Aim of the exercise :: Exactly as written, print each record in the listing.

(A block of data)

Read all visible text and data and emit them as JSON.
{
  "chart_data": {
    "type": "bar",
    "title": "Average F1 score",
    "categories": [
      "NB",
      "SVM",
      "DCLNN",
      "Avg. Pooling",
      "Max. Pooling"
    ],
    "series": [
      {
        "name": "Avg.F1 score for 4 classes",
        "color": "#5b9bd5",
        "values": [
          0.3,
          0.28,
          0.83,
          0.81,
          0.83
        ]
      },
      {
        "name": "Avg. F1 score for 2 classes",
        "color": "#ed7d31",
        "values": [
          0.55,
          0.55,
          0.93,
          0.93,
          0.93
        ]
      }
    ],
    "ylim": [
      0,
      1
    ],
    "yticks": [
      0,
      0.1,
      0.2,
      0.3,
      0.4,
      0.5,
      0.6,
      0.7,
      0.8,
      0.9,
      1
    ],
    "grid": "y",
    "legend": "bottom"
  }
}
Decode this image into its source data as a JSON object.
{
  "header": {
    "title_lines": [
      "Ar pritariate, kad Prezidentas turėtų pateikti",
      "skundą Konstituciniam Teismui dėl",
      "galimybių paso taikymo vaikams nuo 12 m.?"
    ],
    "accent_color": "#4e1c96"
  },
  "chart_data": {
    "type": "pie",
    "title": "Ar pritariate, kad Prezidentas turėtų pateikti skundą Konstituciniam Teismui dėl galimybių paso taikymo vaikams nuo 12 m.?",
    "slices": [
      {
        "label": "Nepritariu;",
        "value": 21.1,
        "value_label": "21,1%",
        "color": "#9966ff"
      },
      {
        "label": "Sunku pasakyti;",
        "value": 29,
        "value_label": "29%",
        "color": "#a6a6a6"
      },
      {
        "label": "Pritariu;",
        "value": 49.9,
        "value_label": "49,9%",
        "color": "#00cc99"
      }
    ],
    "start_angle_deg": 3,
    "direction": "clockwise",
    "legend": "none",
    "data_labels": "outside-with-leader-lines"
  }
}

Result ::
Read all visible text and data and emit them as JSON.
{
  "chart_data": {
    "type": "bar",
    "title": "Average F1 score",
    "categories": [
      "NB",
      "SVM",
      "DCLNN",
      "Avg. Pooling",
      "Max. Pooling"
    ],
    "series": [
      {
        "name": "Avg.F1 score for 4 classes",
        "color": "#5b9bd5",
        "values": [
          0.3,
          0.28,
          0.83,
          0.81,
          0.83
        ]
      },
      {
        "name": "Avg. F1 score for 2 classes",
        "color": "#ed7d31",
        "values": [
          0.55,
          0.55,
          0.93,
          0.93,
          0.93
        ]
      }
    ],
    "ylim": [
      0,
      1
    ],
    "yticks": [
      0,
      0.1,
      0.2,
      0.3,
      0.4,
      0.5,
      0.6,
      0.7,
      0.8,
      0.9,
      1
    ],
    "grid": "y",
    "legend": "bottom"
  }
}
Decode this image into its source data as a JSON object.
{
  "header": {
    "title_lines": [
      "Ar pritariate, kad Prezidentas turėtų pateikti",
      "skundą Konstituciniam Teismui dėl",
      "galimybių paso taikymo vaikams nuo 12 m.?"
    ],
    "accent_color": "#4e1c96"
  },
  "chart_data": {
    "type": "pie",
    "title": "Ar pritariate, kad Prezidentas turėtų pateikti skundą Konstituciniam Teismui dėl galimybių paso taikymo vaikams nuo 12 m.?",
    "slices": [
      {
        "label": "Nepritariu;",
        "value": 21.1,
        "value_label": "21,1%",
        "color": "#9966ff"
      },
      {
        "label": "Sunku pasakyti;",
        "value": 29,
        "value_label": "29%",
        "color": "#a6a6a6"
      },
      {
        "label": "Pritariu;",
        "value": 49.9,
        "value_label": "49,9%",
        "color": "#00cc99"
      }
    ],
    "start_angle_deg": 3,
    "direction": "clockwise",
    "legend": "none",
    "data_labels": "outside-with-leader-lines"
  }
}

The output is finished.